[START OF Data for this exercise]

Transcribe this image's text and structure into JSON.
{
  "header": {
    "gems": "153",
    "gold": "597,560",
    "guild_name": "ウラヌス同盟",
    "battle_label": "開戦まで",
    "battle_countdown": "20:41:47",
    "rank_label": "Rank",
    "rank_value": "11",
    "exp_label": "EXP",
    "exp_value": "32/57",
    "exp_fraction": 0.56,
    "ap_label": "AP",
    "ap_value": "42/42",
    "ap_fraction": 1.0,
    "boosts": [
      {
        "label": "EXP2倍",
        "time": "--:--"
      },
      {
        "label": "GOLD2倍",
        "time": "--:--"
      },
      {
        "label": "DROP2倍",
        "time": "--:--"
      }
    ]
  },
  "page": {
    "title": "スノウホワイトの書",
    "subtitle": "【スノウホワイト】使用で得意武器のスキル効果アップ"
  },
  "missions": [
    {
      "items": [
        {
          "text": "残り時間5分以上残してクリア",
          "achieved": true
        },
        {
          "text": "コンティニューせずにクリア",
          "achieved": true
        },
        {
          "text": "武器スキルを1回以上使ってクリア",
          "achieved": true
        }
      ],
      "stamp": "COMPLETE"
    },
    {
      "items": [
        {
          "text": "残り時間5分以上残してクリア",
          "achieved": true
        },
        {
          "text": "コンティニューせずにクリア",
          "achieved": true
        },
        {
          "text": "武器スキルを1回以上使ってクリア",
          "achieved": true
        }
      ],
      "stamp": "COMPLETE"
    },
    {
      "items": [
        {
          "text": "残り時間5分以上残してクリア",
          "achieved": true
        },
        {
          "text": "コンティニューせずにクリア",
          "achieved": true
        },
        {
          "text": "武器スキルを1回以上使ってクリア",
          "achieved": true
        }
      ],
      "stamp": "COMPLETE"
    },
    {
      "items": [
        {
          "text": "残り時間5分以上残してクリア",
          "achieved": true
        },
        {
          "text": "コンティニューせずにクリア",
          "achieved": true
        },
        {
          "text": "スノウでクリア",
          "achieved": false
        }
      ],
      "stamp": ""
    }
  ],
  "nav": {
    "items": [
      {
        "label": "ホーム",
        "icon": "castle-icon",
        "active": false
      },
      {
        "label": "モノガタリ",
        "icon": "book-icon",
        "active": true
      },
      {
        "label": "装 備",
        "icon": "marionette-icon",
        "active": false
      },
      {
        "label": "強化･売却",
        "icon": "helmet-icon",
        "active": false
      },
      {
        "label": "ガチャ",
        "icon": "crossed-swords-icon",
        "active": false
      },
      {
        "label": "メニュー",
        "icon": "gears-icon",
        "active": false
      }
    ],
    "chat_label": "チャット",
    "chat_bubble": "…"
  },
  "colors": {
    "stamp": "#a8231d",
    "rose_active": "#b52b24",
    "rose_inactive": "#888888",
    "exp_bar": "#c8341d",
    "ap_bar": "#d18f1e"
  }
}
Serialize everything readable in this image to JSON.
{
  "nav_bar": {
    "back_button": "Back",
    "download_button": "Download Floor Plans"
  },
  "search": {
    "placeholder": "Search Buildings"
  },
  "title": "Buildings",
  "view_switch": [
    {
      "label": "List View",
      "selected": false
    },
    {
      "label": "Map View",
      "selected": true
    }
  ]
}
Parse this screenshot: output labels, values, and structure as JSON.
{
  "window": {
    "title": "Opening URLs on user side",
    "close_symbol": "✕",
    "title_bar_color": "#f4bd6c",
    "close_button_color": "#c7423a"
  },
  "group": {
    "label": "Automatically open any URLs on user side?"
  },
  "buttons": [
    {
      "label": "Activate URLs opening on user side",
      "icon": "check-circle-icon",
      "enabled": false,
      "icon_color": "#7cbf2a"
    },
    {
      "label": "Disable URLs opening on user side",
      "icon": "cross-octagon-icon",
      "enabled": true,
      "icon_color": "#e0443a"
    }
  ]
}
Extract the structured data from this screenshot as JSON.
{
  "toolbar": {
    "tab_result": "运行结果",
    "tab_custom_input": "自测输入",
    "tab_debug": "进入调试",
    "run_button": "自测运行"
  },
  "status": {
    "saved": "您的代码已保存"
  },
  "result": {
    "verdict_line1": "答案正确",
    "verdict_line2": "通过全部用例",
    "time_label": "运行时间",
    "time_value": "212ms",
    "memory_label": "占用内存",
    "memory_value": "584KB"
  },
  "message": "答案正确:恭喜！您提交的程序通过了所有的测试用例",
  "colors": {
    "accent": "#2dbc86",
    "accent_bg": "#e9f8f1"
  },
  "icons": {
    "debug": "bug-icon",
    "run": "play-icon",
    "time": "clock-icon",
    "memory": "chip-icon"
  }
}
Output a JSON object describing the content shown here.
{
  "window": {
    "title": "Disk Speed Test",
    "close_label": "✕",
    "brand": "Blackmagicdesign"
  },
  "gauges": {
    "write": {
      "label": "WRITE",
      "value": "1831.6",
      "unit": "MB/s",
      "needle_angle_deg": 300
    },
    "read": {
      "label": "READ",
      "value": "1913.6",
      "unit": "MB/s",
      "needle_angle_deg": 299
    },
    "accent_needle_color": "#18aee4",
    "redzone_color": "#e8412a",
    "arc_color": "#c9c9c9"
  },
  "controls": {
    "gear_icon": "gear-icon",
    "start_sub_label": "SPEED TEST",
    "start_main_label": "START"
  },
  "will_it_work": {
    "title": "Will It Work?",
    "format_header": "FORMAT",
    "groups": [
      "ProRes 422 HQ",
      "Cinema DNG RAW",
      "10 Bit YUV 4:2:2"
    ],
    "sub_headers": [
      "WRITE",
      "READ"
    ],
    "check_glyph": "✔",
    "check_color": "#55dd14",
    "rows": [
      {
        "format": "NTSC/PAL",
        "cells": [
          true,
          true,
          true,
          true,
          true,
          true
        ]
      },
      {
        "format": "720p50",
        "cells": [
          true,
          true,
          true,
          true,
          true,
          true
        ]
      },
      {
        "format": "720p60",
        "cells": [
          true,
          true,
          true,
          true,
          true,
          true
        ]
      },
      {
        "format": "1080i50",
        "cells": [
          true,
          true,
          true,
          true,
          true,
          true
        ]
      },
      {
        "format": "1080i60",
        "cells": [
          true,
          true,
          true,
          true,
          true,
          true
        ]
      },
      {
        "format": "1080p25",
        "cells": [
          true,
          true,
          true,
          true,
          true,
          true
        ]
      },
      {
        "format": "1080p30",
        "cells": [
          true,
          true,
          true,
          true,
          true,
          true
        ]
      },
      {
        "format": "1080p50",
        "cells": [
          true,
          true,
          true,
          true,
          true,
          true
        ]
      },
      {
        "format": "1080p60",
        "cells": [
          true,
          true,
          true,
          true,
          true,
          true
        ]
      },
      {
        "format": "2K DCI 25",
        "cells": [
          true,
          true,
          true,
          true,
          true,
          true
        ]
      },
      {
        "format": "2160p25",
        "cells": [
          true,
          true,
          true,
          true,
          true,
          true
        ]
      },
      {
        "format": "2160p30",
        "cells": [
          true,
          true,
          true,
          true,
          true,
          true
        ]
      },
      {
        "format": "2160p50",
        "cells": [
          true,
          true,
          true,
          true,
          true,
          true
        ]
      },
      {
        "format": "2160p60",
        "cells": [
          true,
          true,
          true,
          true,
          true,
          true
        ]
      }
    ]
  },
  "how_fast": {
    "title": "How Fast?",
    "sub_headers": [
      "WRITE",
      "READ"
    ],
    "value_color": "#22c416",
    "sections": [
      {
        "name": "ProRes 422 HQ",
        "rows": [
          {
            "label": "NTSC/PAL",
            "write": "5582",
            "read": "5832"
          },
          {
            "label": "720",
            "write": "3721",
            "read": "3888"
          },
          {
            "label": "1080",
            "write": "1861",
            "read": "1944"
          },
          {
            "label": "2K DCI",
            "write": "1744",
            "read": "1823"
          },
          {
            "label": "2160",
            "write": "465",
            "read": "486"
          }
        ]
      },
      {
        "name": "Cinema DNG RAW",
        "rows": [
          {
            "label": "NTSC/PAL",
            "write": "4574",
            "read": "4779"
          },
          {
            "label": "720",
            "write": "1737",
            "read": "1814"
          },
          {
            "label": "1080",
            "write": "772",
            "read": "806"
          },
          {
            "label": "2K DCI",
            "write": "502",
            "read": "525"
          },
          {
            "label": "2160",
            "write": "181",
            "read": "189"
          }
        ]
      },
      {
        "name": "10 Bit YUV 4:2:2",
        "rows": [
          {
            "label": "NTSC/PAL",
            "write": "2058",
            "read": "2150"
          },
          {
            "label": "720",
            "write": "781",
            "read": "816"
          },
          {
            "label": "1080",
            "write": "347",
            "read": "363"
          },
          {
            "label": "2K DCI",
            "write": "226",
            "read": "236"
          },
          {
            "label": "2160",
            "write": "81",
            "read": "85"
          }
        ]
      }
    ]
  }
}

[END OF Data for this exercise]

Task to complete. Only a number is wanted here: how many lines in the data above include the string "screenshot"?

Complete answer. 2